**WHAT TO DO**
Your task is to output all the records below, word for word.

Stored data entries:
"""

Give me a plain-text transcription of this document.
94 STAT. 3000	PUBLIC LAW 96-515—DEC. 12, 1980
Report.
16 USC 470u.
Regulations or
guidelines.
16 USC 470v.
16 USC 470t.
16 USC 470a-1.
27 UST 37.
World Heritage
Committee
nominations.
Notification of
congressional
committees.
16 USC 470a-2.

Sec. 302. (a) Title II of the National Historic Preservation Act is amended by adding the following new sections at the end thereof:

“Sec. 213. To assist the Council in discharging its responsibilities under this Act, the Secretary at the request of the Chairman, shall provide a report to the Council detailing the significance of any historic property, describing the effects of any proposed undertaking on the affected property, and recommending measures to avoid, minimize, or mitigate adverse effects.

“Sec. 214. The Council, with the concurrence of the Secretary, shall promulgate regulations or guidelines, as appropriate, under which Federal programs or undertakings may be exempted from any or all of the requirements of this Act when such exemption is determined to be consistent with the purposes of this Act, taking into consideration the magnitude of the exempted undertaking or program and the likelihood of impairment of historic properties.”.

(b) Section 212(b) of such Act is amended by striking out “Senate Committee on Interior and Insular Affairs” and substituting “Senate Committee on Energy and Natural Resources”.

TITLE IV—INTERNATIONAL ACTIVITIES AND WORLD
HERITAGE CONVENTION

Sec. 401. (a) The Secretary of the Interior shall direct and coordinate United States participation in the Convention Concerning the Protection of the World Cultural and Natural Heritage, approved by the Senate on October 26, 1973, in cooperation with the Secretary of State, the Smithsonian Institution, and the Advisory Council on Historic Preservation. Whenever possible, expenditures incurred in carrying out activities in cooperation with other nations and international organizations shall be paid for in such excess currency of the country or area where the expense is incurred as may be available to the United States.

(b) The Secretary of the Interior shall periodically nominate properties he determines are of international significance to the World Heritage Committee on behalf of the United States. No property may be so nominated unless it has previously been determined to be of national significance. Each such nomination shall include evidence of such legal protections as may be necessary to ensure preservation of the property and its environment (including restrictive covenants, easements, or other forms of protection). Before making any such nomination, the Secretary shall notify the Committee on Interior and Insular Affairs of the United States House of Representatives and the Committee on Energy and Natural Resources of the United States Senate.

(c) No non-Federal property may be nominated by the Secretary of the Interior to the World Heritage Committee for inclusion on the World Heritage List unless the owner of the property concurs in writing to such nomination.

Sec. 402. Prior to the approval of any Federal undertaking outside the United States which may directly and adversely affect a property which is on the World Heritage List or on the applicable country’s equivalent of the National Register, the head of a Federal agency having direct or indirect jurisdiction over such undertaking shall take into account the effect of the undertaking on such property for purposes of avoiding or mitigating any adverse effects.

"""

**ANSWER TO THIS PROBLEM**
Give me a plain-text transcription of this document.
94 STAT. 3000	PUBLIC LAW 96-515—DEC. 12, 1980
Report.
16 USC 470u.
Regulations or
guidelines.
16 USC 470v.
16 USC 470t.
16 USC 470a-1.
27 UST 37.
World Heritage
Committee
nominations.
Notification of
congressional
committees.
16 USC 470a-2.

Sec. 302. (a) Title II of the National Historic Preservation Act is amended by adding the following new sections at the end thereof:

“Sec. 213. To assist the Council in discharging its responsibilities under this Act, the Secretary at the request of the Chairman, shall provide a report to the Council detailing the significance of any historic property, describing the effects of any proposed undertaking on the affected property, and recommending measures to avoid, minimize, or mitigate adverse effects.

“Sec. 214. The Council, with the concurrence of the Secretary, shall promulgate regulations or guidelines, as appropriate, under which Federal programs or undertakings may be exempted from any or all of the requirements of this Act when such exemption is determined to be consistent with the purposes of this Act, taking into consideration the magnitude of the exempted undertaking or program and the likelihood of impairment of historic properties.”.

(b) Section 212(b) of such Act is amended by striking out “Senate Committee on Interior and Insular Affairs” and substituting “Senate Committee on Energy and Natural Resources”.

TITLE IV—INTERNATIONAL ACTIVITIES AND WORLD
HERITAGE CONVENTION

Sec. 401. (a) The Secretary of the Interior shall direct and coordinate United States participation in the Convention Concerning the Protection of the World Cultural and Natural Heritage, approved by the Senate on October 26, 1973, in cooperation with the Secretary of State, the Smithsonian Institution, and the Advisory Council on Historic Preservation. Whenever possible, expenditures incurred in carrying out activities in cooperation with other nations and international organizations shall be paid for in such excess currency of the country or area where the expense is incurred as may be available to the United States.

(b) The Secretary of the Interior shall periodically nominate properties he determines are of international significance to the World Heritage Committee on behalf of the United States. No property may be so nominated unless it has previously been determined to be of national significance. Each such nomination shall include evidence of such legal protections as may be necessary to ensure preservation of the property and its environment (including restrictive covenants, easements, or other forms of protection). Before making any such nomination, the Secretary shall notify the Committee on Interior and Insular Affairs of the United States House of Representatives and the Committee on Energy and Natural Resources of the United States Senate.

(c) No non-Federal property may be nominated by the Secretary of the Interior to the World Heritage Committee for inclusion on the World Heritage List unless the owner of the property concurs in writing to such nomination.

Sec. 402. Prior to the approval of any Federal undertaking outside the United States which may directly and adversely affect a property which is on the World Heritage List or on the applicable country’s equivalent of the National Register, the head of a Federal agency having direct or indirect jurisdiction over such undertaking shall take into account the effect of the undertaking on such property for purposes of avoiding or mitigating any adverse effects.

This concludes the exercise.